## WHAT TO DO
Output each of the lines below verbatim, with nothing left out or changed.

Element box records
──────────────────────────────

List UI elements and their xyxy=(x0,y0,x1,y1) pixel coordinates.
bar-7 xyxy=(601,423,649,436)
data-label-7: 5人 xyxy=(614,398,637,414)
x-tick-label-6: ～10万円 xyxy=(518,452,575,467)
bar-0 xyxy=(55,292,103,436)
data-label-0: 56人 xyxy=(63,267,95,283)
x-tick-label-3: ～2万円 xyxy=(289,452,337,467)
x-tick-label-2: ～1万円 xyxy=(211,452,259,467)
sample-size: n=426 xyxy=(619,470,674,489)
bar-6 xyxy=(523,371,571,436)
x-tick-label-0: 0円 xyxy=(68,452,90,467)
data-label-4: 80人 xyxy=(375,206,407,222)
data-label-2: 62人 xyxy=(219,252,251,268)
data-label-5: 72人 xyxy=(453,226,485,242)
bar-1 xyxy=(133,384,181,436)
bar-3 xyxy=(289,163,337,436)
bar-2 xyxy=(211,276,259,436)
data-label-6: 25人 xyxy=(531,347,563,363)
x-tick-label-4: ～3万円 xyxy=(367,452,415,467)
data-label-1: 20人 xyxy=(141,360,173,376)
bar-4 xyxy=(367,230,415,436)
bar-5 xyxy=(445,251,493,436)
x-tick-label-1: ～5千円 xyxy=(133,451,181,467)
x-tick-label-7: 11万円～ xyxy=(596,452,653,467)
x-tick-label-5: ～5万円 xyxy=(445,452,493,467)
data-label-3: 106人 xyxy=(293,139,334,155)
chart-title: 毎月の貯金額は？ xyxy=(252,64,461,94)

──────────────────────────────

## FINAL ANSWER
List UI elements and their xyxy=(x0,y0,x1,y1) pixel coordinates.
bar-7 xyxy=(601,423,649,436)
data-label-7: 5人 xyxy=(614,398,637,414)
x-tick-label-6: ～10万円 xyxy=(518,452,575,467)
bar-0 xyxy=(55,292,103,436)
data-label-0: 56人 xyxy=(63,267,95,283)
x-tick-label-3: ～2万円 xyxy=(289,452,337,467)
x-tick-label-2: ～1万円 xyxy=(211,452,259,467)
sample-size: n=426 xyxy=(619,470,674,489)
bar-6 xyxy=(523,371,571,436)
x-tick-label-0: 0円 xyxy=(68,452,90,467)
data-label-4: 80人 xyxy=(375,206,407,222)
data-label-2: 62人 xyxy=(219,252,251,268)
data-label-5: 72人 xyxy=(453,226,485,242)
bar-1 xyxy=(133,384,181,436)
bar-3 xyxy=(289,163,337,436)
bar-2 xyxy=(211,276,259,436)
data-label-6: 25人 xyxy=(531,347,563,363)
x-tick-label-4: ～3万円 xyxy=(367,452,415,467)
data-label-1: 20人 xyxy=(141,360,173,376)
bar-4 xyxy=(367,230,415,436)
bar-5 xyxy=(445,251,493,436)
x-tick-label-1: ～5千円 xyxy=(133,451,181,467)
x-tick-label-7: 11万円～ xyxy=(596,452,653,467)
x-tick-label-5: ～5万円 xyxy=(445,452,493,467)
data-label-3: 106人 xyxy=(293,139,334,155)
chart-title: 毎月の貯金額は？ xyxy=(252,64,461,94)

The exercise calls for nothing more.